++++ Task input

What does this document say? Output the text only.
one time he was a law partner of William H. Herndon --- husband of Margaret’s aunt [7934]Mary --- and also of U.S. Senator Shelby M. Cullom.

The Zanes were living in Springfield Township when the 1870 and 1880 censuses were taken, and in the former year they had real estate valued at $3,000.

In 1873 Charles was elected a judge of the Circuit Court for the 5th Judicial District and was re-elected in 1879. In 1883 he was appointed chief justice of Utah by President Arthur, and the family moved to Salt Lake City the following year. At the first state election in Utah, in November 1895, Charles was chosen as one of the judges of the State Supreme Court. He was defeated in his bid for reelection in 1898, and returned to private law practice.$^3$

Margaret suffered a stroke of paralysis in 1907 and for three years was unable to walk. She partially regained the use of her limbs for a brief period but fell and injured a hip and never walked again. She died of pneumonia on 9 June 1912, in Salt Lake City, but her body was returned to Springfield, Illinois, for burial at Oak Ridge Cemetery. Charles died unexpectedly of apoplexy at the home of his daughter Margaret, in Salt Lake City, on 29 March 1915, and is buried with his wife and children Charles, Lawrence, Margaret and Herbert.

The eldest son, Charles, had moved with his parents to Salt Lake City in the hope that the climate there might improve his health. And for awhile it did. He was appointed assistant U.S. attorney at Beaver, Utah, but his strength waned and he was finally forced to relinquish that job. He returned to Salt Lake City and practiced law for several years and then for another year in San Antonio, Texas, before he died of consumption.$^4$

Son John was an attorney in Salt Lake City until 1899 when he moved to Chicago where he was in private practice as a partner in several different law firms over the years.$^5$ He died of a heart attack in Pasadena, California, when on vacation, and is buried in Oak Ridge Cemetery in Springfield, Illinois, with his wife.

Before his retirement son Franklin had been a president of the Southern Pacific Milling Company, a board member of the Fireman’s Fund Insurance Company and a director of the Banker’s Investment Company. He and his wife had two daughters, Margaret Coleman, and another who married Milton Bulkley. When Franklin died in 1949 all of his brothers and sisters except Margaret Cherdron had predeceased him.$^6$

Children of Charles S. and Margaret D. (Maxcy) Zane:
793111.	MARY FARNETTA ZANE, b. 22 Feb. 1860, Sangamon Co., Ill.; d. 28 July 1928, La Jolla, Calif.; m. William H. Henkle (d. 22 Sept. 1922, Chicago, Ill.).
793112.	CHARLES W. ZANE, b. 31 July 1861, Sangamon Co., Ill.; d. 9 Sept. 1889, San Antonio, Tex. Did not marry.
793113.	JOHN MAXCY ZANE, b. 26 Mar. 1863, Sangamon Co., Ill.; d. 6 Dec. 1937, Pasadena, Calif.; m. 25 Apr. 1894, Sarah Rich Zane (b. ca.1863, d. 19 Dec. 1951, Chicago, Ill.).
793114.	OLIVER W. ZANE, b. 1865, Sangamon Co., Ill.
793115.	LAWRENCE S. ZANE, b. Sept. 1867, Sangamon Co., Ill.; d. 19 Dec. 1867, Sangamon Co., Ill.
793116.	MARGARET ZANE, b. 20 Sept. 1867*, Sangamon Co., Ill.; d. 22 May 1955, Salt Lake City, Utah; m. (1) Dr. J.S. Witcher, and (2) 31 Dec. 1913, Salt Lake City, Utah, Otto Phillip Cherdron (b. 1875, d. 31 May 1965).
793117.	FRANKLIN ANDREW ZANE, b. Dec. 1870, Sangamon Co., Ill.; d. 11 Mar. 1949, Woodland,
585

++++++++

● **Required task**:
Copy every line in the listing above where the string "Salt" turns up.

● **Written solution**:
In 1873 Charles was elected a judge of the Circuit Court for the 5th Judicial District and was re-elected in 1879. In 1883 he was appointed chief justice of Utah by President Arthur, and the family moved to Salt Lake City the following year. At the first state election in Utah, in November 1895, Charles was chosen as one of the judges of the State Supreme Court. He was defeated in his bid for reelection in 1898, and returned to private law practice.$^3$
Margaret suffered a stroke of paralysis in 1907 and for three years was unable to walk. She partially regained the use of her limbs for a brief period but fell and injured a hip and never walked again. She died of pneumonia on 9 June 1912, in Salt Lake City, but her body was returned to Springfield, Illinois, for burial at Oak Ridge Cemetery. Charles died unexpectedly of apoplexy at the home of his daughter Margaret, in Salt Lake City, on 29 March 1915, and is buried with his wife and children Charles, Lawrence, Margaret and Herbert.
The eldest son, Charles, had moved with his parents to Salt Lake City in the hope that the climate there might improve his health. And for awhile it did. He was appointed assistant U.S. attorney at Beaver, Utah, but his strength waned and he was finally forced to relinquish that job. He returned to Salt Lake City and practiced law for several years and then for another year in San Antonio, Texas, before he died of consumption.$^4$
Son John was an attorney in Salt Lake City until 1899 when he moved to Chicago where he was in private practice as a partner in several different law firms over the years.$^5$ He died of a heart attack in Pasadena, California, when on vacation, and is buried in Oak Ridge Cemetery in Springfield, Illinois, with his wife.
793116.	MARGARET ZANE, b. 20 Sept. 1867*, Sangamon Co., Ill.; d. 22 May 1955, Salt Lake City, Utah; m. (1) Dr. J.S. Witcher, and (2) 31 Dec. 1913, Salt Lake City, Utah, Otto Phillip Cherdron (b. 1875, d. 31 May 1965).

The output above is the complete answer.